--- START Input data ---

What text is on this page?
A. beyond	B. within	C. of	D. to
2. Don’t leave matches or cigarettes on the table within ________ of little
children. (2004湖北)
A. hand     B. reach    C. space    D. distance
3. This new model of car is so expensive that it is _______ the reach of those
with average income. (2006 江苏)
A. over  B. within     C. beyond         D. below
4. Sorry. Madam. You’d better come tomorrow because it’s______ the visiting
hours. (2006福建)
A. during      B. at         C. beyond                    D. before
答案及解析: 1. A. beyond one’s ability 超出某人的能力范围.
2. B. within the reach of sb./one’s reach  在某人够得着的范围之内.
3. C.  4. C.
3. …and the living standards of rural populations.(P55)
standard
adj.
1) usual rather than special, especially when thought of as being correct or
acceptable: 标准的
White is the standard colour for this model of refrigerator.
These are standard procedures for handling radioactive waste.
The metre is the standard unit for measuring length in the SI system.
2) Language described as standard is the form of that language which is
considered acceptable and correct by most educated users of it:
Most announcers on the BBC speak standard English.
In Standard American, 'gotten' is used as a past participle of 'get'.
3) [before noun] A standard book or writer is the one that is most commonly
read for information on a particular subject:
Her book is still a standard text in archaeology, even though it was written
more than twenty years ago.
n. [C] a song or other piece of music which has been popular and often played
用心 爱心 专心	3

--- END Input data ---

# What you are asked to do
In the entries above, count every line containing the word "book". Write only the total.

# The answer
2